Exercise goal:
How many lines of the data include the string "Выбросы"? State the number and nothing else.

━━━ Task material

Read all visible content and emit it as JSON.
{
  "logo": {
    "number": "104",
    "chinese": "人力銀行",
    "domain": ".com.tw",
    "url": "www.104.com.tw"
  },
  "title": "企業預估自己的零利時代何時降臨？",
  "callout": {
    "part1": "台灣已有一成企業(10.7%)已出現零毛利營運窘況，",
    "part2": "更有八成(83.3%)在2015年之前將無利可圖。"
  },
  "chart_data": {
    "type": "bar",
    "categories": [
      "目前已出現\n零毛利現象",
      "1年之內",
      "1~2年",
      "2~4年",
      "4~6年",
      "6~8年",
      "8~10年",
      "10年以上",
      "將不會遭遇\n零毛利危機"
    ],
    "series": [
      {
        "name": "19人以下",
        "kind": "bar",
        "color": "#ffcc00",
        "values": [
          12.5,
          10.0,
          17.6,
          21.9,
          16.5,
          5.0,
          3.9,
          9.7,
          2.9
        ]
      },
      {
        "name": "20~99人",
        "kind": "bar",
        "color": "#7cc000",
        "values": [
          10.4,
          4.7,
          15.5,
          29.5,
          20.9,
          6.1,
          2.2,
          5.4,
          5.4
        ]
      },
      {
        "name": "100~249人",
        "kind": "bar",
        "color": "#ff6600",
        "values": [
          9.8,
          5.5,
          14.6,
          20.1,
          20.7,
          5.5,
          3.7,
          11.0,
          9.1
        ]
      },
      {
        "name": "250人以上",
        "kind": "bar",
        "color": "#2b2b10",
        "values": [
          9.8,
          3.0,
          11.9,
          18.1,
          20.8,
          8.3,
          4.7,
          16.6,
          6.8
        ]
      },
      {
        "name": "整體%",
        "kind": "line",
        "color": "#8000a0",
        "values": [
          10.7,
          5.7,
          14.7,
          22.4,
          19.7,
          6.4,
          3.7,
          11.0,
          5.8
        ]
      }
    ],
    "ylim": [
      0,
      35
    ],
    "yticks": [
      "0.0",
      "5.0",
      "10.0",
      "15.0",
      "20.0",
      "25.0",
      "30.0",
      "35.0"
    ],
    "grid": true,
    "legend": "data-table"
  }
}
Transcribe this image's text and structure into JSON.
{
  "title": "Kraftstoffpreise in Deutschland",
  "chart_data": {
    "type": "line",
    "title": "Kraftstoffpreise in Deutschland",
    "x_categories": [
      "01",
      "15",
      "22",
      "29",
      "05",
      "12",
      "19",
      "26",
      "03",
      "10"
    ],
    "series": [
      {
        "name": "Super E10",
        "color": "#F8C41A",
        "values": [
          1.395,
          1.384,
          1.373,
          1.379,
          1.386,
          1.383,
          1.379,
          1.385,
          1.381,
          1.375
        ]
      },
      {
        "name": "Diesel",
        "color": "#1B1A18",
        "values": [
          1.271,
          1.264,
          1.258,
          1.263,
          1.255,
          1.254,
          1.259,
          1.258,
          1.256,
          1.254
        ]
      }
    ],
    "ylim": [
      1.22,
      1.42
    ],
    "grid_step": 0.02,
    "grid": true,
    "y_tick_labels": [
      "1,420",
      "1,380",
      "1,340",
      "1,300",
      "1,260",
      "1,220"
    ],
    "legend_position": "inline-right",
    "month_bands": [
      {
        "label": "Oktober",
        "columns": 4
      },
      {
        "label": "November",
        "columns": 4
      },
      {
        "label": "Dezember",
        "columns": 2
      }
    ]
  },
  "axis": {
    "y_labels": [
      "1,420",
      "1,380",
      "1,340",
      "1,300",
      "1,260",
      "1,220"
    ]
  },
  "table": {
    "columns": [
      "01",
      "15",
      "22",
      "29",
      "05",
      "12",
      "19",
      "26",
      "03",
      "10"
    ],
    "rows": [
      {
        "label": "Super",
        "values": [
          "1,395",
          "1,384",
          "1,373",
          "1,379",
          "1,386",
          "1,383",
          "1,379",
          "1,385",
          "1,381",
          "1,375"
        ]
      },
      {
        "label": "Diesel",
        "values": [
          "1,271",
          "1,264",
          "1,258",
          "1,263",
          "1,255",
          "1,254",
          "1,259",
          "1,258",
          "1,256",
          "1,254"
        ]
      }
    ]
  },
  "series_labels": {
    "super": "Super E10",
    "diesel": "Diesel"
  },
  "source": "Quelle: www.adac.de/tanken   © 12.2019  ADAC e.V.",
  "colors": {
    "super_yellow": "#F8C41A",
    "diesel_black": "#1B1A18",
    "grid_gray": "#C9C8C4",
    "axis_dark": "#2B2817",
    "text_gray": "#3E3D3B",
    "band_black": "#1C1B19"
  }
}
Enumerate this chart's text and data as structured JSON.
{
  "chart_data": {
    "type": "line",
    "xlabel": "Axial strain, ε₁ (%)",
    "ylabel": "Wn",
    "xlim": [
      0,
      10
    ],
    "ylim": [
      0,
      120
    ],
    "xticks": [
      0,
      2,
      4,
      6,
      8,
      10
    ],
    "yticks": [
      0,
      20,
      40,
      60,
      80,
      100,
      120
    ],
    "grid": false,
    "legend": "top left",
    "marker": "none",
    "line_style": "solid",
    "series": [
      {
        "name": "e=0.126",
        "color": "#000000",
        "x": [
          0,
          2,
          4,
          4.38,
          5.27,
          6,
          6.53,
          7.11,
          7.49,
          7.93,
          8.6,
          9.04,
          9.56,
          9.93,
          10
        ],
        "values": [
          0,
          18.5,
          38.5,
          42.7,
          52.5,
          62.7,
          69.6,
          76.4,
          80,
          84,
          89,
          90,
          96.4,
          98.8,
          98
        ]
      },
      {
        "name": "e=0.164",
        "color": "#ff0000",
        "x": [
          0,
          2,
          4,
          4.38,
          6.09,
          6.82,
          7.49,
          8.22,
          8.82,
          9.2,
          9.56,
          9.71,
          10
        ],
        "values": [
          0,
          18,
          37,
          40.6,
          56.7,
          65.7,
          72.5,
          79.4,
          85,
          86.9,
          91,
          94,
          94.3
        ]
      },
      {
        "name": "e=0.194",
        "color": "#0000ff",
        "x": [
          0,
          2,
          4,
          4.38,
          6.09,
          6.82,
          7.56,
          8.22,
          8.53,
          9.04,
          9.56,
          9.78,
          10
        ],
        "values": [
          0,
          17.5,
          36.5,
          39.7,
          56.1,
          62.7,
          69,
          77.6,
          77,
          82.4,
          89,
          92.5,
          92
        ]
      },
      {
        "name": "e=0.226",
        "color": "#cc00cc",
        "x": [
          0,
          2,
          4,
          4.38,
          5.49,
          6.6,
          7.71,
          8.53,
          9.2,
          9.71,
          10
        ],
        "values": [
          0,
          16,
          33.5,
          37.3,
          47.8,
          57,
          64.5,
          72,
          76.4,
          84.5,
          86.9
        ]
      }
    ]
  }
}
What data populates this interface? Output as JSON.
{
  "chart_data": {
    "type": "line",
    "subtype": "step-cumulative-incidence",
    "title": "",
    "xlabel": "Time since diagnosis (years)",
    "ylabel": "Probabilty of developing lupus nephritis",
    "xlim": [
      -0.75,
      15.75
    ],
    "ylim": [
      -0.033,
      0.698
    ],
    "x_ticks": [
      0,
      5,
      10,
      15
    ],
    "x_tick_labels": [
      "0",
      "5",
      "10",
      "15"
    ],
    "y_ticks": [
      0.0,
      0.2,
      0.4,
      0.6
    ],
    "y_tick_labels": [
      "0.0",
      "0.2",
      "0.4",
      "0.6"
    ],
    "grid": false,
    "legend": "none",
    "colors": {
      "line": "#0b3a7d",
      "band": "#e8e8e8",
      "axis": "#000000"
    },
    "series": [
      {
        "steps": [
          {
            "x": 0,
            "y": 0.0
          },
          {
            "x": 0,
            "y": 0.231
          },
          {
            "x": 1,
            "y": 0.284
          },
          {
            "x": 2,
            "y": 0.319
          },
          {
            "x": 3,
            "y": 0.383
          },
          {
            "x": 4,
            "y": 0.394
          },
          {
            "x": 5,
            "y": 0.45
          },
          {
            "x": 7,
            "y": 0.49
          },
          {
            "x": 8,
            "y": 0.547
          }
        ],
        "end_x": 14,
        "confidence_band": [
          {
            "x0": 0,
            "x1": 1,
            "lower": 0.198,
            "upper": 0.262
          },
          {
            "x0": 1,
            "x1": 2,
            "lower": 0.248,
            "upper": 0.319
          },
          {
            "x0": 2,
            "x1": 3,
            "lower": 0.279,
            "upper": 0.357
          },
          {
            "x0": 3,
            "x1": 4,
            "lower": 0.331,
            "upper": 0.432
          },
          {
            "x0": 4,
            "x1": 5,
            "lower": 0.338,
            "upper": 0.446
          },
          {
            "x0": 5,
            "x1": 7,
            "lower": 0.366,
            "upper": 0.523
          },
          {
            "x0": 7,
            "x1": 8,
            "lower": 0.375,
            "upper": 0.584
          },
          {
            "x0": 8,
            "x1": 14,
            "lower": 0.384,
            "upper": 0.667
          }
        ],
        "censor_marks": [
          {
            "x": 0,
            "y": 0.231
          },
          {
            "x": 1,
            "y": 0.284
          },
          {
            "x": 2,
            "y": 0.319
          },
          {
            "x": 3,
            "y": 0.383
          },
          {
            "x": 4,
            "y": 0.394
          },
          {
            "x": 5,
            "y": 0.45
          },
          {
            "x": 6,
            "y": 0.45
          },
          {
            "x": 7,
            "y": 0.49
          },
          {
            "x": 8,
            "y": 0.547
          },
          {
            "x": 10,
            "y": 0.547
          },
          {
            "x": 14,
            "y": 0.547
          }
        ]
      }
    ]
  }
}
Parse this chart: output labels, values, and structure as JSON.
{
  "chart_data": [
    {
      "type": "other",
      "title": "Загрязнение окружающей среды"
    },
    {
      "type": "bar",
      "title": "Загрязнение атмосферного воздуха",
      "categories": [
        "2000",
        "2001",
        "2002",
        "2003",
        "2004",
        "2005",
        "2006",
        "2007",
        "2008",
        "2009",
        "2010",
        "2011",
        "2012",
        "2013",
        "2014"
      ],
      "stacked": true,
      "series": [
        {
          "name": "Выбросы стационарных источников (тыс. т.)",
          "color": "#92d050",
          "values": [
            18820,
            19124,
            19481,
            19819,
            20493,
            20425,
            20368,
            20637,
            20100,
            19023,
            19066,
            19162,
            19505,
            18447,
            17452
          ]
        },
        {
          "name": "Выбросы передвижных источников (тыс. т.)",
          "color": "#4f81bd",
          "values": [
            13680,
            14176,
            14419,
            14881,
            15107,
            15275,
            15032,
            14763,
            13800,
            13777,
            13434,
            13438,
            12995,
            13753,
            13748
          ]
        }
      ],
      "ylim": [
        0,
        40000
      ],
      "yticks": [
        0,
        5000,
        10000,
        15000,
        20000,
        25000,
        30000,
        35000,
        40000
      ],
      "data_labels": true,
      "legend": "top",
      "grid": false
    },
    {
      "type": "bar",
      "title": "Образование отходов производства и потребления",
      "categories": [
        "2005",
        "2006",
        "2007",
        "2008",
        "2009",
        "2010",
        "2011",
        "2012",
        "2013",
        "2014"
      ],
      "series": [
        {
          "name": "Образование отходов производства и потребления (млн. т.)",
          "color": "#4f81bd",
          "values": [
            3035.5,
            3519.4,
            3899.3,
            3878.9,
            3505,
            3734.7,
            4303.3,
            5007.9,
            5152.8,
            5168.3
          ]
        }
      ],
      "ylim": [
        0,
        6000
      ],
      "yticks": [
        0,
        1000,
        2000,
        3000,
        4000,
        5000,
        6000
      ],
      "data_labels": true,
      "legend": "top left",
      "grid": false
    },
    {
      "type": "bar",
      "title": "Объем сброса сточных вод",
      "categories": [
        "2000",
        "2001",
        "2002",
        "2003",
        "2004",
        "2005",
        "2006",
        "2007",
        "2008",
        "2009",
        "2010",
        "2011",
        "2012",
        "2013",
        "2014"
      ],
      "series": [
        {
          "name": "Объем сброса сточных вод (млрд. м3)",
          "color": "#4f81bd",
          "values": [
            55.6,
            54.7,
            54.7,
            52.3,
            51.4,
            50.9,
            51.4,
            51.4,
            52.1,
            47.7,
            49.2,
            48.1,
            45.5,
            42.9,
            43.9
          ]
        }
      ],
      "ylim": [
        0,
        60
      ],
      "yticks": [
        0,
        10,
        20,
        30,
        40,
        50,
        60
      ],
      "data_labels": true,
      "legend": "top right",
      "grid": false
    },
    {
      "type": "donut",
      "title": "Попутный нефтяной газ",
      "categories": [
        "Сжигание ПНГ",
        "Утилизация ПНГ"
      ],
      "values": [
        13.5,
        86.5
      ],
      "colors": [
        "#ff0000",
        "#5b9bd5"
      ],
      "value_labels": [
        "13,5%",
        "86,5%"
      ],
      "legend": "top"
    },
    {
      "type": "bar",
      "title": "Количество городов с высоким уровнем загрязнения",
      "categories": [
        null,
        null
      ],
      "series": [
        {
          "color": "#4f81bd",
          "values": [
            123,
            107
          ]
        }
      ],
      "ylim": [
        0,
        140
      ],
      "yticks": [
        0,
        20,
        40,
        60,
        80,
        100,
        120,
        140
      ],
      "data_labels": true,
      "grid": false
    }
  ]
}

━━━━━━

Complete answer:
2